- TASK DETAILS: Exactly as given, repeat all of the entries.

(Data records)
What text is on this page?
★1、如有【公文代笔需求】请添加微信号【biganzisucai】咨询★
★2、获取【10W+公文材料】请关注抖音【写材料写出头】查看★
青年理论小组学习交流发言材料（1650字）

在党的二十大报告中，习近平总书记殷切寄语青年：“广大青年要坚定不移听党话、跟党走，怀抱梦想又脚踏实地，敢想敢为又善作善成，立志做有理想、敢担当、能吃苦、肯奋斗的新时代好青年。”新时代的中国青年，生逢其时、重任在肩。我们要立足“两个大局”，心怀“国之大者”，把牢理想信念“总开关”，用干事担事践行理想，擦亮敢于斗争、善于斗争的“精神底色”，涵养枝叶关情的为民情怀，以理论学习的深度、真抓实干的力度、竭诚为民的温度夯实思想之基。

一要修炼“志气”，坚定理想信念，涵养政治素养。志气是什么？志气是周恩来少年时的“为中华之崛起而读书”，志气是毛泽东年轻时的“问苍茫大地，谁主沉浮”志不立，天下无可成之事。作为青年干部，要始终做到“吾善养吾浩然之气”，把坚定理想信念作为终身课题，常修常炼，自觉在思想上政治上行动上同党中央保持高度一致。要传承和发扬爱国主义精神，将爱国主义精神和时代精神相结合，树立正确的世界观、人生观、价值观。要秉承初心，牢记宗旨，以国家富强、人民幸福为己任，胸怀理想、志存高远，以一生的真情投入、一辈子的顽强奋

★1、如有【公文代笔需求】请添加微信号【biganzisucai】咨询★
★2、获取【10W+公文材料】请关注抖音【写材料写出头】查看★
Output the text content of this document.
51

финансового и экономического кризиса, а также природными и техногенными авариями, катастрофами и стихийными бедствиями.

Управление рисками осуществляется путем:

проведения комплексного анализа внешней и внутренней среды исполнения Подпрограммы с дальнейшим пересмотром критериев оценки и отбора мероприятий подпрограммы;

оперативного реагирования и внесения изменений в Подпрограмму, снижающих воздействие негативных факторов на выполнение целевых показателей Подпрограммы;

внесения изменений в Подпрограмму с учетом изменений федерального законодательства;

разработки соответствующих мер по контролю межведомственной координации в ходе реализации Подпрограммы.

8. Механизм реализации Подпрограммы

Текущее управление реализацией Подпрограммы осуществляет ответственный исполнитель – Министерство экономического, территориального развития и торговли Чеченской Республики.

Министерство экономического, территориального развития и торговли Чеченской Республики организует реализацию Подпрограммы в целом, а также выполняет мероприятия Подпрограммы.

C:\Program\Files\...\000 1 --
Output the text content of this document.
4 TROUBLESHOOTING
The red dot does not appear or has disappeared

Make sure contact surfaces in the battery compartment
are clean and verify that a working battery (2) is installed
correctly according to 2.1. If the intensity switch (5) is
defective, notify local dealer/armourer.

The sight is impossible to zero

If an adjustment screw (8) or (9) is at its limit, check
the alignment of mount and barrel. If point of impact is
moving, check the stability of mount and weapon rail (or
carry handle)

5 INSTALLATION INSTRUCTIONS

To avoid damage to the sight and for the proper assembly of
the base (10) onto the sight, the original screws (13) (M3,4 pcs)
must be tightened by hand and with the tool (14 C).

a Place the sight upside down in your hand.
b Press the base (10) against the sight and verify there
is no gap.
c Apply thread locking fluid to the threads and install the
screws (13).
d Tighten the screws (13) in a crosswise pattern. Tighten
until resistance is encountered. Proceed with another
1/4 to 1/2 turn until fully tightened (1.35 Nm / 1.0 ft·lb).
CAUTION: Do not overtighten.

- EXPECTED ANSWER:
What text is on this page?
★1、如有【公文代笔需求】请添加微信号【biganzisucai】咨询★
★2、获取【10W+公文材料】请关注抖音【写材料写出头】查看★
青年理论小组学习交流发言材料（1650字）

在党的二十大报告中，习近平总书记殷切寄语青年：“广大青年要坚定不移听党话、跟党走，怀抱梦想又脚踏实地，敢想敢为又善作善成，立志做有理想、敢担当、能吃苦、肯奋斗的新时代好青年。”新时代的中国青年，生逢其时、重任在肩。我们要立足“两个大局”，心怀“国之大者”，把牢理想信念“总开关”，用干事担事践行理想，擦亮敢于斗争、善于斗争的“精神底色”，涵养枝叶关情的为民情怀，以理论学习的深度、真抓实干的力度、竭诚为民的温度夯实思想之基。

一要修炼“志气”，坚定理想信念，涵养政治素养。志气是什么？志气是周恩来少年时的“为中华之崛起而读书”，志气是毛泽东年轻时的“问苍茫大地，谁主沉浮”志不立，天下无可成之事。作为青年干部，要始终做到“吾善养吾浩然之气”，把坚定理想信念作为终身课题，常修常炼，自觉在思想上政治上行动上同党中央保持高度一致。要传承和发扬爱国主义精神，将爱国主义精神和时代精神相结合，树立正确的世界观、人生观、价值观。要秉承初心，牢记宗旨，以国家富强、人民幸福为己任，胸怀理想、志存高远，以一生的真情投入、一辈子的顽强奋

★1、如有【公文代笔需求】请添加微信号【biganzisucai】咨询★
★2、获取【10W+公文材料】请关注抖音【写材料写出头】查看★
Output the text content of this document.
51

финансового и экономического кризиса, а также природными и техногенными авариями, катастрофами и стихийными бедствиями.

Управление рисками осуществляется путем:

проведения комплексного анализа внешней и внутренней среды исполнения Подпрограммы с дальнейшим пересмотром критериев оценки и отбора мероприятий подпрограммы;

оперативного реагирования и внесения изменений в Подпрограмму, снижающих воздействие негативных факторов на выполнение целевых показателей Подпрограммы;

внесения изменений в Подпрограмму с учетом изменений федерального законодательства;

разработки соответствующих мер по контролю межведомственной координации в ходе реализации Подпрограммы.

8. Механизм реализации Подпрограммы

Текущее управление реализацией Подпрограммы осуществляет ответственный исполнитель – Министерство экономического, территориального развития и торговли Чеченской Республики.

Министерство экономического, территориального развития и торговли Чеченской Республики организует реализацию Подпрограммы в целом, а также выполняет мероприятия Подпрограммы.

C:\Program\Files\...\000 1 --
Output the text content of this document.
4 TROUBLESHOOTING
The red dot does not appear or has disappeared

Make sure contact surfaces in the battery compartment
are clean and verify that a working battery (2) is installed
correctly according to 2.1. If the intensity switch (5) is
defective, notify local dealer/armourer.

The sight is impossible to zero

If an adjustment screw (8) or (9) is at its limit, check
the alignment of mount and barrel. If point of impact is
moving, check the stability of mount and weapon rail (or
carry handle)

5 INSTALLATION INSTRUCTIONS

To avoid damage to the sight and for the proper assembly of
the base (10) onto the sight, the original screws (13) (M3,4 pcs)
must be tightened by hand and with the tool (14 C).

a Place the sight upside down in your hand.
b Press the base (10) against the sight and verify there
is no gap.
c Apply thread locking fluid to the threads and install the
screws (13).
d Tighten the screws (13) in a crosswise pattern. Tighten
until resistance is encountered. Proceed with another
1/4 to 1/2 turn until fully tightened (1.35 Nm / 1.0 ft·lb).
CAUTION: Do not overtighten.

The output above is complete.